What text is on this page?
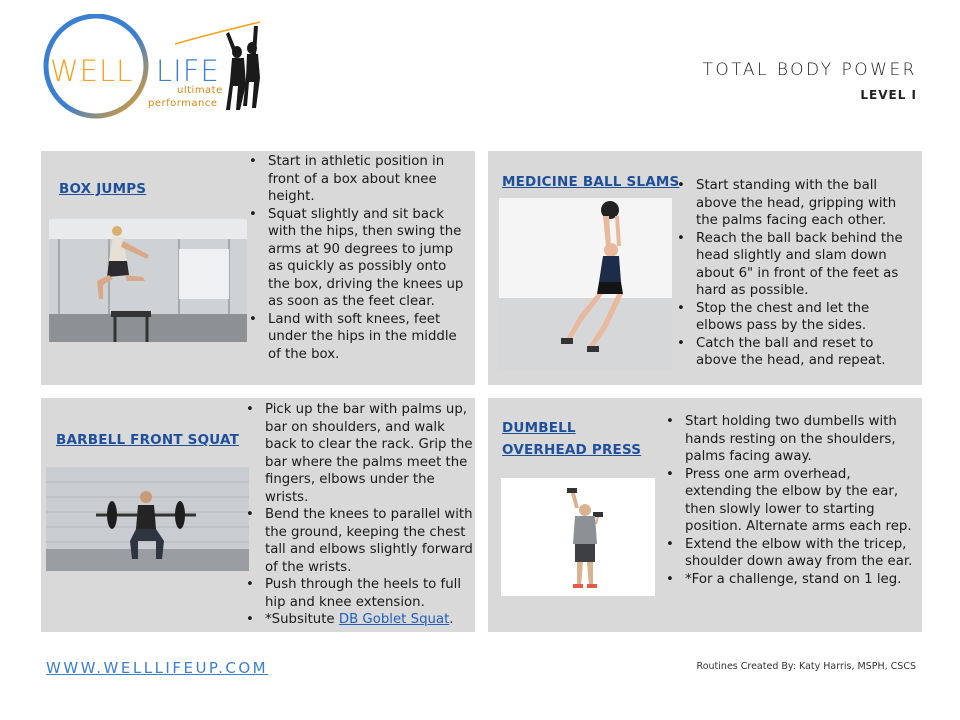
WELL LIFE
ultimate
performance
TOTAL BODY POWER
LEVEL I
BOX JUMPS
• Start in athletic position in front of a box about knee height.
• Squat slightly and sit back with the hips, then swing the arms at 90 degrees to jump as quickly as possibly onto the box, driving the knees up as soon as the feet clear.
• Land with soft knees, feet under the hips in the middle of the box.
MEDICINE BALL SLAMS
•	Start standing with the ball above the head, gripping with the palms facing each other.
• Reach the ball back behind the head slightly and slam down about 6" in front of the feet as hard as possible.
• Stop the chest and let the elbows pass by the sides.
• Catch the ball and reset to above the head, and repeat.
BARBELL FRONT SQUAT
• Pick up the bar with palms up, bar on shoulders, and walk back to clear the rack. Grip the bar where the palms meet the fingers, elbows under the wrists.
• Bend the knees to parallel with the ground, keeping the chest tall and elbows slightly forward of the wrists.
• Push through the heels to full hip and knee extension.
• *Subsitute DB Goblet Squat.
DUMBELL OVERHEAD PRESS
• Start holding two dumbells with hands resting on the shoulders, palms facing away.
• Press one arm overhead, extending the elbow by the ear, then slowly lower to starting position. Alternate arms each rep.
• Extend the elbow with the tricep, shoulder down away from the ear.
• *For a challenge, stand on 1 leg.
WWW.WELLLIFEUP.COM	Routines Created By: Katy Harris, MSPH, CSCS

--------------------------------------------------

> Request
Copy out the listing exactly as it stands, but not the pictures.

> Result
What text is on this page?
WELL LIFE
ultimate
performance
TOTAL BODY POWER
LEVEL I
BOX JUMPS
• Start in athletic position in front of a box about knee height.
• Squat slightly and sit back with the hips, then swing the arms at 90 degrees to jump as quickly as possibly onto the box, driving the knees up as soon as the feet clear.
• Land with soft knees, feet under the hips in the middle of the box.
MEDICINE BALL SLAMS
•	Start standing with the ball above the head, gripping with the palms facing each other.
• Reach the ball back behind the head slightly and slam down about 6" in front of the feet as hard as possible.
• Stop the chest and let the elbows pass by the sides.
• Catch the ball and reset to above the head, and repeat.
BARBELL FRONT SQUAT
• Pick up the bar with palms up, bar on shoulders, and walk back to clear the rack. Grip the bar where the palms meet the fingers, elbows under the wrists.
• Bend the knees to parallel with the ground, keeping the chest tall and elbows slightly forward of the wrists.
• Push through the heels to full hip and knee extension.
• *Subsitute DB Goblet Squat.
DUMBELL OVERHEAD PRESS
• Start holding two dumbells with hands resting on the shoulders, palms facing away.
• Press one arm overhead, extending the elbow by the ear, then slowly lower to starting position. Alternate arms each rep.
• Extend the elbow with the tricep, shoulder down away from the ear.
• *For a challenge, stand on 1 leg.
WWW.WELLLIFEUP.COM	Routines Created By: Katy Harris, MSPH, CSCS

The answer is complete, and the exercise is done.